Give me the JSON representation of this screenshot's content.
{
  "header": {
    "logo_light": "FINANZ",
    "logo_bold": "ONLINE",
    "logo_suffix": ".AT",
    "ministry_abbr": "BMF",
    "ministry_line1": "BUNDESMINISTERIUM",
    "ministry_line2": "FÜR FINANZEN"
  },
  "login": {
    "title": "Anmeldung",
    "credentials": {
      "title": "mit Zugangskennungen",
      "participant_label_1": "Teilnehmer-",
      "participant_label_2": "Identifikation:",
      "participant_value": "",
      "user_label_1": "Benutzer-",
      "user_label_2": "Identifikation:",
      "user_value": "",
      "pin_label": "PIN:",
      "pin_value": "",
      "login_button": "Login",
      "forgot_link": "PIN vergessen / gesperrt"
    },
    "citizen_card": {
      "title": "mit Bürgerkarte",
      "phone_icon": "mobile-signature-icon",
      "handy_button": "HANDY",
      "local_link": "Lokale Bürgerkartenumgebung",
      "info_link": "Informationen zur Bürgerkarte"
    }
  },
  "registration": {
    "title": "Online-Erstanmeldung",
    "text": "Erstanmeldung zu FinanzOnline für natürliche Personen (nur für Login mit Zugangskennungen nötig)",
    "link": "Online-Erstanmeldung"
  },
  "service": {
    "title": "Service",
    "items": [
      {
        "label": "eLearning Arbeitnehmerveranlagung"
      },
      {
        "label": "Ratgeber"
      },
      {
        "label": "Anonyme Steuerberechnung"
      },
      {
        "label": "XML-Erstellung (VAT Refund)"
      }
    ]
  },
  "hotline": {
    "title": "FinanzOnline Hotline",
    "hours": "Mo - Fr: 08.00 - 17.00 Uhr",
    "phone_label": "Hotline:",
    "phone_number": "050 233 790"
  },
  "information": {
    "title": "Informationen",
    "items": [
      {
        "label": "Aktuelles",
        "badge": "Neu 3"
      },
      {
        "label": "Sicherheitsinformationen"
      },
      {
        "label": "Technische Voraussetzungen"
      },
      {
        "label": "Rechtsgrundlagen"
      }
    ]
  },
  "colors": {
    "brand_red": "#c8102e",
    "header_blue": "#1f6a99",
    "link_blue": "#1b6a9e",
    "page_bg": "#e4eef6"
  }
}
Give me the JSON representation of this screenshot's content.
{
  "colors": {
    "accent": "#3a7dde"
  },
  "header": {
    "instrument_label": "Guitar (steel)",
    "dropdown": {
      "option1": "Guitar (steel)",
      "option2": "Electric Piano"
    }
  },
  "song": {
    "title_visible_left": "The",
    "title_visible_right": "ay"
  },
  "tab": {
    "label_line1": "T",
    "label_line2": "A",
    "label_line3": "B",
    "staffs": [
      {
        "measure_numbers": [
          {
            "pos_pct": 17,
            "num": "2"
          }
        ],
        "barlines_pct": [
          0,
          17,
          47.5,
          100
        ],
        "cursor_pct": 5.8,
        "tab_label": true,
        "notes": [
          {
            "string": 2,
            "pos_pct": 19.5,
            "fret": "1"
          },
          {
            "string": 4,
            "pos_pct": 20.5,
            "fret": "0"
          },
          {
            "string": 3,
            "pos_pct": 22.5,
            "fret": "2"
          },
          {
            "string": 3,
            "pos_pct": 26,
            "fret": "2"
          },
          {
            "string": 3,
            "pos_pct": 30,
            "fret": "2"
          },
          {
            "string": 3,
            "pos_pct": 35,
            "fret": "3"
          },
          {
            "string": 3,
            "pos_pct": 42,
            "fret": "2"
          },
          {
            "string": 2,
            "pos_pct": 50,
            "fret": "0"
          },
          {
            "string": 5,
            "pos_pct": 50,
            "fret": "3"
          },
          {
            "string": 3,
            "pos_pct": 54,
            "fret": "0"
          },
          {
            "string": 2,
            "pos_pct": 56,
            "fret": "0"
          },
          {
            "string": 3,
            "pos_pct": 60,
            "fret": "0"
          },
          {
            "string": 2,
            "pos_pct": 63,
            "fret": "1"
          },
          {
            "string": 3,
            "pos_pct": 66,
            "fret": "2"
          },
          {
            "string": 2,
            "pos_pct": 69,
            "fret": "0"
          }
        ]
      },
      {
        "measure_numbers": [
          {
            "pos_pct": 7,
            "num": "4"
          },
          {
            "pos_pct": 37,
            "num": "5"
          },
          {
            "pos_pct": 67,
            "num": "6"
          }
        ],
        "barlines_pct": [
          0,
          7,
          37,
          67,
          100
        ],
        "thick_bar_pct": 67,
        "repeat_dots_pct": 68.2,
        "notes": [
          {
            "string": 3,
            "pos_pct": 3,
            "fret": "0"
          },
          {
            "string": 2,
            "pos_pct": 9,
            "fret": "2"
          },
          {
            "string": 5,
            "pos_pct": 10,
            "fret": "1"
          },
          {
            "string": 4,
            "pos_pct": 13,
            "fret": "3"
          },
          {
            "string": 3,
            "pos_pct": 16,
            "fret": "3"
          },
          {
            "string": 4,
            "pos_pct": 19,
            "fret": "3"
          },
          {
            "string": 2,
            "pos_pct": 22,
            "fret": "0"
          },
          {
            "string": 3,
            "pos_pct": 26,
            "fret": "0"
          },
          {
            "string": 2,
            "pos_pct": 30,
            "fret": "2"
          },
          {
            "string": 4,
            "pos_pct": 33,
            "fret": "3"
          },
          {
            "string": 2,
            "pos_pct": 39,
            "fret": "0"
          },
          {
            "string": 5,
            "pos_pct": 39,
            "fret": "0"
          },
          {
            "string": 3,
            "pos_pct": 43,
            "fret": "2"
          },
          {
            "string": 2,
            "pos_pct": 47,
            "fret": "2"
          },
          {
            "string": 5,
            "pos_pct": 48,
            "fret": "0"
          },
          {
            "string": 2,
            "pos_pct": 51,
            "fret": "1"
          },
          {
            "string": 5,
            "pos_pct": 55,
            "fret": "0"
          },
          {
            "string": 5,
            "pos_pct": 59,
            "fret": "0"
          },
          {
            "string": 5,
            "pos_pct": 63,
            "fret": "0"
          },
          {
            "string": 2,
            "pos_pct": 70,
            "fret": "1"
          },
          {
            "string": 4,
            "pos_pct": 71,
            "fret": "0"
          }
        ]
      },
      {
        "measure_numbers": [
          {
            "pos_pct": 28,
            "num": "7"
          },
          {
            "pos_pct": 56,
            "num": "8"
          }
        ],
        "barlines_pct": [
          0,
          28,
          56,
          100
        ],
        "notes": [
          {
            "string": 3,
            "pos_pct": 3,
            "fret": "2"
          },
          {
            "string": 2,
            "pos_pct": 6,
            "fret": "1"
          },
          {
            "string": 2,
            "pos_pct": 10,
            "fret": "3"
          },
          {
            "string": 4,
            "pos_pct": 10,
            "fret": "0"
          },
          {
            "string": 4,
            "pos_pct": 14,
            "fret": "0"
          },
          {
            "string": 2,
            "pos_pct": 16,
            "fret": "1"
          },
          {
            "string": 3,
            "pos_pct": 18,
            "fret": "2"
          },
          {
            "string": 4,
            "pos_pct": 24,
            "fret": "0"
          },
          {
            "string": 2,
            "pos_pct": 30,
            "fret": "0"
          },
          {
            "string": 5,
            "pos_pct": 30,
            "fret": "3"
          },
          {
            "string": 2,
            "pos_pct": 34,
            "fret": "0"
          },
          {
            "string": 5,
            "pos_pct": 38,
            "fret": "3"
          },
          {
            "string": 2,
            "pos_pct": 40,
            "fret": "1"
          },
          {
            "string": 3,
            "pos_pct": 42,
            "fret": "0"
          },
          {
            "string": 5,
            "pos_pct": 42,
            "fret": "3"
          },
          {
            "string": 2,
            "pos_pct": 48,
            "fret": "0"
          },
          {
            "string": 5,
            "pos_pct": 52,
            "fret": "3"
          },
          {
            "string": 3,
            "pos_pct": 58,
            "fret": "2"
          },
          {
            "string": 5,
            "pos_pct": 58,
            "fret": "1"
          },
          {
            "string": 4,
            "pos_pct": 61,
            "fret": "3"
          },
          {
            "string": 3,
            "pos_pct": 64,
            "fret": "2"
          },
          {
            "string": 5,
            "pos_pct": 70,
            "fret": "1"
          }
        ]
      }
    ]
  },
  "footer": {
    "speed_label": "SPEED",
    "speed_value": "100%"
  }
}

------------------------------------------------------------------------

§ CHALLENGE: Check each line of the listing above for the string "Zugangskennungen", then report only how many lines have it.

§ COMPLETED EXERCISE: 2